_Records shown:_
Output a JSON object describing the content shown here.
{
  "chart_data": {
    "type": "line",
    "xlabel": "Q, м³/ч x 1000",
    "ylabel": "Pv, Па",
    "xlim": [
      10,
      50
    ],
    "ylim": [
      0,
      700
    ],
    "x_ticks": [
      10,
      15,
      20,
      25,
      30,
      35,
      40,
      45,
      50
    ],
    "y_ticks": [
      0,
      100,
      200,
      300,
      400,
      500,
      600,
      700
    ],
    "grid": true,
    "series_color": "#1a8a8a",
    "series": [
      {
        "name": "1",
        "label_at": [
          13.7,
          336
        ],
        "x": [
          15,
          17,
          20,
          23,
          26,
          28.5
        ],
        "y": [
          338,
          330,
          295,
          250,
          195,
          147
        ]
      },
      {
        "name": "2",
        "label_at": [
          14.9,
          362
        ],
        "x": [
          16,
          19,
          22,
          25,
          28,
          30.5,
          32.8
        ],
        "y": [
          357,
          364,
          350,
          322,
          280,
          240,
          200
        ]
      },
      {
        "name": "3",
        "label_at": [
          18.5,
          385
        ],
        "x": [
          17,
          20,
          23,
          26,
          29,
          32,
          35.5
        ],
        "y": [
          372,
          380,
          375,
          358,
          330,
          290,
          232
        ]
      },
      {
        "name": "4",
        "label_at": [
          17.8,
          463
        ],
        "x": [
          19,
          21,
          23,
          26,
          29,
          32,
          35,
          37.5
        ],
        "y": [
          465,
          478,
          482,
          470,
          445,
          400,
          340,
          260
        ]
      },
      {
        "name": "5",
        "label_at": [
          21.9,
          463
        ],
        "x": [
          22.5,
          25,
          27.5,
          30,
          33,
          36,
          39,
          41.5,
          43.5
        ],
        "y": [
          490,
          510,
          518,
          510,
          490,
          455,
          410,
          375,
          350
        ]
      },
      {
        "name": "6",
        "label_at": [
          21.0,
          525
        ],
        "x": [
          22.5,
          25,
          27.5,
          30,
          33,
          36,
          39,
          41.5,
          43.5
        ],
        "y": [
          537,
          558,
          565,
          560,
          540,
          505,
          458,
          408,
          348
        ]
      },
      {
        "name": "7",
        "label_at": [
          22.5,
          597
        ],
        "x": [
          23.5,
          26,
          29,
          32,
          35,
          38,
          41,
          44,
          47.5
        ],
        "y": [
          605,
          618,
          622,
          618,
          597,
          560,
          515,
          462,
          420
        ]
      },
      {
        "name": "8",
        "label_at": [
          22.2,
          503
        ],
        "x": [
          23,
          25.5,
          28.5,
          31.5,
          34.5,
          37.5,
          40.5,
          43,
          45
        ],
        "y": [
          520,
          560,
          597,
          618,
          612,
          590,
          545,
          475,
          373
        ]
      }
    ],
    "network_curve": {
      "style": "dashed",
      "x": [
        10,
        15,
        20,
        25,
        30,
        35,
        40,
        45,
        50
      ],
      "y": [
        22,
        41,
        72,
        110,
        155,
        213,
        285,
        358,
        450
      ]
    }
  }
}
--
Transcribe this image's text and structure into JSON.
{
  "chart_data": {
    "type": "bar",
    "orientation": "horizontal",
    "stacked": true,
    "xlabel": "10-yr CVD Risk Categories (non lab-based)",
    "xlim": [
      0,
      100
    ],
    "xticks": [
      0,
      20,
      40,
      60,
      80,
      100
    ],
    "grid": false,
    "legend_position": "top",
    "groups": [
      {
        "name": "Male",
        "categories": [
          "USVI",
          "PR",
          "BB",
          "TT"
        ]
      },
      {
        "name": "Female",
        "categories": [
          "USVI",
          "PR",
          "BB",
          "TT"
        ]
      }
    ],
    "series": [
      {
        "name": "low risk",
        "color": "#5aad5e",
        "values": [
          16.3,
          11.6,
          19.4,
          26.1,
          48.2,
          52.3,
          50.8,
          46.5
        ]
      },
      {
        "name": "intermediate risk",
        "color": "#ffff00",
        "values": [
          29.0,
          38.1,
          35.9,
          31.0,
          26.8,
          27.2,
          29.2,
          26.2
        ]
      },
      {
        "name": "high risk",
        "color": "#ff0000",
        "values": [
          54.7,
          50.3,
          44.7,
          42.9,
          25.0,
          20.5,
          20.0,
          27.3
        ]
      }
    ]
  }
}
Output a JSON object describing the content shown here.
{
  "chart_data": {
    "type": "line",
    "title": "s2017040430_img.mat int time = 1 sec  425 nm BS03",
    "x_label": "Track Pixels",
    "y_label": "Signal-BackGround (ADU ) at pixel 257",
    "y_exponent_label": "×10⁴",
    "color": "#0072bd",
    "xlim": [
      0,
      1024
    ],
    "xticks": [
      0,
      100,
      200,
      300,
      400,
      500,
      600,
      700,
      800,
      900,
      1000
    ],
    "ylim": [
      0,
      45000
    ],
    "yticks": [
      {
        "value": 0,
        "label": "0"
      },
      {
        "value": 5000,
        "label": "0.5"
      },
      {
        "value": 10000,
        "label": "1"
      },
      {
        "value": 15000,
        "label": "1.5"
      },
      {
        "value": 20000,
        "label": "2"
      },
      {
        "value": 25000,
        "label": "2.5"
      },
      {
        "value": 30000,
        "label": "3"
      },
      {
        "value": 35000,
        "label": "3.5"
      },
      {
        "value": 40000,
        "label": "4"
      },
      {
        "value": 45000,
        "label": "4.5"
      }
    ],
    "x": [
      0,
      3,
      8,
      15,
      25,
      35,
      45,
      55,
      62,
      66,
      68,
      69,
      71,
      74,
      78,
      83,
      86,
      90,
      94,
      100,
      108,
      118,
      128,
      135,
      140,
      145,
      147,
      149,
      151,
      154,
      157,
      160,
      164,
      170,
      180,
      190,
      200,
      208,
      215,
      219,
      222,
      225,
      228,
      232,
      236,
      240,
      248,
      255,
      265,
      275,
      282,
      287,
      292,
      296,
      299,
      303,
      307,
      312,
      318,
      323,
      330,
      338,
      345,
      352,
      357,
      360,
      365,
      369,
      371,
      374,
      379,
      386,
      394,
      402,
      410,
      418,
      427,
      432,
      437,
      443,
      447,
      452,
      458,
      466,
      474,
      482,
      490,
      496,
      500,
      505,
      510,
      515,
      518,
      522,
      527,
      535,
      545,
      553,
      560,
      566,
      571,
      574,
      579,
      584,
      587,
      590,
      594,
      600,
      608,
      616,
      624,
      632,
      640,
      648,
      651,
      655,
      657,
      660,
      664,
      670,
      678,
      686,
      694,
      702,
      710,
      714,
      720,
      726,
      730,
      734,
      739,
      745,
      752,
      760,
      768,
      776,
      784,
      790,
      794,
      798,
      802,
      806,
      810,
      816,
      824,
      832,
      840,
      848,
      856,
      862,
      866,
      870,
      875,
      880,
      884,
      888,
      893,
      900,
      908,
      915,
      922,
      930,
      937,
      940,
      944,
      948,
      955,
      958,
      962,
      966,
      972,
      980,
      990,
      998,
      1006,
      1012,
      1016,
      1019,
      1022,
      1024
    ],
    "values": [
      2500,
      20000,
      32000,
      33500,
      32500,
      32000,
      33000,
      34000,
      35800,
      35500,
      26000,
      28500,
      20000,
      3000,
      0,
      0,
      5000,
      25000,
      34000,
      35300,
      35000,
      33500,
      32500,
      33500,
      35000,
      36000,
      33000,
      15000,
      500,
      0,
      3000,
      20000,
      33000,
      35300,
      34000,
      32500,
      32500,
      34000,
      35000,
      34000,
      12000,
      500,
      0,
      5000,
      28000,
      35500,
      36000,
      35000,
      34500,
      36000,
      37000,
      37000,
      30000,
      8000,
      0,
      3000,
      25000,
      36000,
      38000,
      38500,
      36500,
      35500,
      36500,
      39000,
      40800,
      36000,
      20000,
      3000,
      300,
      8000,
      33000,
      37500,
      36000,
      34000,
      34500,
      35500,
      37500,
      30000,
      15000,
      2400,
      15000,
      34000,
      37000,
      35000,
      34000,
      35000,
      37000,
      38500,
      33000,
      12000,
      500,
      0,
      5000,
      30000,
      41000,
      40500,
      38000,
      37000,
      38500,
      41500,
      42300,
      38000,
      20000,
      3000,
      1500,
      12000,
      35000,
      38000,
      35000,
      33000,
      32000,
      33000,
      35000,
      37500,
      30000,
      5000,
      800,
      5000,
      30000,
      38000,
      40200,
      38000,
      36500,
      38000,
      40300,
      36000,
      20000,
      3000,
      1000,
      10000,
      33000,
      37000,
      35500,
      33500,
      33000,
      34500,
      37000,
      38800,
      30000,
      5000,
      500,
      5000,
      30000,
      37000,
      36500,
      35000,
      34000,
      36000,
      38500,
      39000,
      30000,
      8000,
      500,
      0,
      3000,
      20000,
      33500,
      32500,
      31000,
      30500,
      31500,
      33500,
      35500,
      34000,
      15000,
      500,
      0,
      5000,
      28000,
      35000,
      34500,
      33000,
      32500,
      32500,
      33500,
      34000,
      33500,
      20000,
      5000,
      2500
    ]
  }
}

_Exercise goal:_ Go through the lines above. Select every one that has the string "xlabel".

_The output:_
    "xlabel": "Q, м³/ч x 1000",
    "xlabel": "10-yr CVD Risk Categories (non lab-based)",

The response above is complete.